=== Directive ===
Can you reproduce the data beneath, keeping every line exact?

=== Data extract ===
## START

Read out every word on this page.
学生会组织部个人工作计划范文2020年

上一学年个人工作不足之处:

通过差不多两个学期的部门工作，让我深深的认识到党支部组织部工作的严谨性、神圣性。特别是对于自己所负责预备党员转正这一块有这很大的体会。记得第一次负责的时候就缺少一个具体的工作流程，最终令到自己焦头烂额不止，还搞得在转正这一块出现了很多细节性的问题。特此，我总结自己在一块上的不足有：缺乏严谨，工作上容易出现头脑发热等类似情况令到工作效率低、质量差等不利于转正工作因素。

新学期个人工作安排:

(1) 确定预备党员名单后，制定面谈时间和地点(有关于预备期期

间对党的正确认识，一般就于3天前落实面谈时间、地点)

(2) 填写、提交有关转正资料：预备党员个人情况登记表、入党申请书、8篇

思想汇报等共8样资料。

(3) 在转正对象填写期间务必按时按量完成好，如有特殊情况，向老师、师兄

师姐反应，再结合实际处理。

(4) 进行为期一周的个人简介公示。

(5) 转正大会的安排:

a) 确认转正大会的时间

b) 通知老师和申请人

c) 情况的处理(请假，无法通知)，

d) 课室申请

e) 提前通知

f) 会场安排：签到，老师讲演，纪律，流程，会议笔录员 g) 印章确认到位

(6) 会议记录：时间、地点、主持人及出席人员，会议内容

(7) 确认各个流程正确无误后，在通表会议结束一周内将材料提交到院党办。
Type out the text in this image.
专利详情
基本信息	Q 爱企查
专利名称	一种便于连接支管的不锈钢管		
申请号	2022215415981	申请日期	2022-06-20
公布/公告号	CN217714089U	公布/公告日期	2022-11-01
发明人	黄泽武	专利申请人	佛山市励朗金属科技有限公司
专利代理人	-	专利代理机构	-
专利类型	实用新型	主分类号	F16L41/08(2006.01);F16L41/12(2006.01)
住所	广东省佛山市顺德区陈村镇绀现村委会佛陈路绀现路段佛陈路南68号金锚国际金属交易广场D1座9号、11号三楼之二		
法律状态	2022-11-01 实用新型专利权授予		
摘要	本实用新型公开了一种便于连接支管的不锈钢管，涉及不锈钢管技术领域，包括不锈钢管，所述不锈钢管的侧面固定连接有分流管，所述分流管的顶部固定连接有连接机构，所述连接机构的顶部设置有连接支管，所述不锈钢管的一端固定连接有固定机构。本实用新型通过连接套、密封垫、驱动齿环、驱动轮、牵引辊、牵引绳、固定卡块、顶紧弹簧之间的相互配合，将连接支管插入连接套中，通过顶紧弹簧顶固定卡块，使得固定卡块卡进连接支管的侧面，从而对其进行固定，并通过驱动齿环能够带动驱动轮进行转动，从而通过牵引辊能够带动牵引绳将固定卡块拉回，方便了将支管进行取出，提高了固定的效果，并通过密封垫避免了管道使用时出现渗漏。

## END

=== Answer to the exercise ===
Read out every word on this page.
学生会组织部个人工作计划范文2020年

上一学年个人工作不足之处:

通过差不多两个学期的部门工作，让我深深的认识到党支部组织部工作的严谨性、神圣性。特别是对于自己所负责预备党员转正这一块有这很大的体会。记得第一次负责的时候就缺少一个具体的工作流程，最终令到自己焦头烂额不止，还搞得在转正这一块出现了很多细节性的问题。特此，我总结自己在一块上的不足有：缺乏严谨，工作上容易出现头脑发热等类似情况令到工作效率低、质量差等不利于转正工作因素。

新学期个人工作安排:

(1) 确定预备党员名单后，制定面谈时间和地点(有关于预备期期

间对党的正确认识，一般就于3天前落实面谈时间、地点)

(2) 填写、提交有关转正资料：预备党员个人情况登记表、入党申请书、8篇

思想汇报等共8样资料。

(3) 在转正对象填写期间务必按时按量完成好，如有特殊情况，向老师、师兄

师姐反应，再结合实际处理。

(4) 进行为期一周的个人简介公示。

(5) 转正大会的安排:

a) 确认转正大会的时间

b) 通知老师和申请人

c) 情况的处理(请假，无法通知)，

d) 课室申请

e) 提前通知

f) 会场安排：签到，老师讲演，纪律，流程，会议笔录员 g) 印章确认到位

(6) 会议记录：时间、地点、主持人及出席人员，会议内容

(7) 确认各个流程正确无误后，在通表会议结束一周内将材料提交到院党办。
Type out the text in this image.
专利详情
基本信息	Q 爱企查
专利名称	一种便于连接支管的不锈钢管		
申请号	2022215415981	申请日期	2022-06-20
公布/公告号	CN217714089U	公布/公告日期	2022-11-01
发明人	黄泽武	专利申请人	佛山市励朗金属科技有限公司
专利代理人	-	专利代理机构	-
专利类型	实用新型	主分类号	F16L41/08(2006.01);F16L41/12(2006.01)
住所	广东省佛山市顺德区陈村镇绀现村委会佛陈路绀现路段佛陈路南68号金锚国际金属交易广场D1座9号、11号三楼之二		
法律状态	2022-11-01 实用新型专利权授予		
摘要	本实用新型公开了一种便于连接支管的不锈钢管，涉及不锈钢管技术领域，包括不锈钢管，所述不锈钢管的侧面固定连接有分流管，所述分流管的顶部固定连接有连接机构，所述连接机构的顶部设置有连接支管，所述不锈钢管的一端固定连接有固定机构。本实用新型通过连接套、密封垫、驱动齿环、驱动轮、牵引辊、牵引绳、固定卡块、顶紧弹簧之间的相互配合，将连接支管插入连接套中，通过顶紧弹簧顶固定卡块，使得固定卡块卡进连接支管的侧面，从而对其进行固定，并通过驱动齿环能够带动驱动轮进行转动，从而通过牵引辊能够带动牵引绳将固定卡块拉回，方便了将支管进行取出，提高了固定的效果，并通过密封垫避免了管道使用时出现渗漏。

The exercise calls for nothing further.